***** Entries *****

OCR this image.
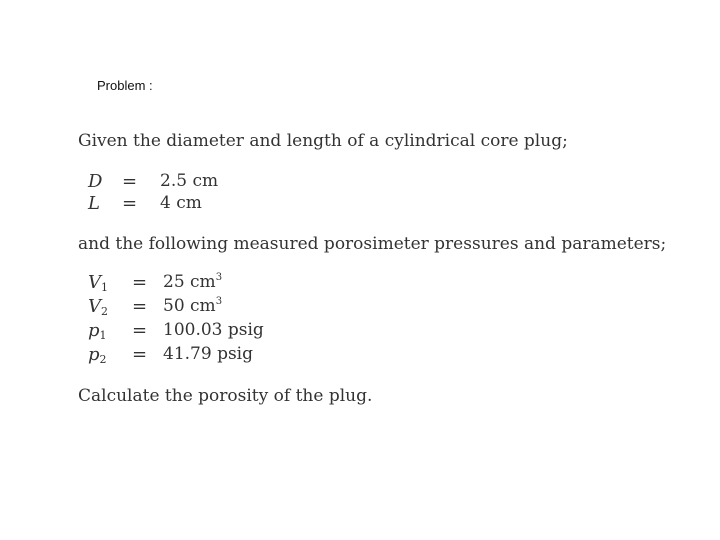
Problem :
Given the diameter and length of a cylindrical core plug;
D = 2.5 cm
L = 4 cm
and the following measured porosimeter pressures and parameters;
$V_1 = 25$ $cm^3$
$V_2 = 50$ $cm^3$
$p_1 = 100.03$ psig
$p_2 = 41.79$ psig
Calculate the porosity of the plug.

*****

▸ **Brief**: Copy every line that contains the string "plug".

▸ **Solution to this task**:
Given the diameter and length of a cylindrical core plug;
Calculate the porosity of the plug.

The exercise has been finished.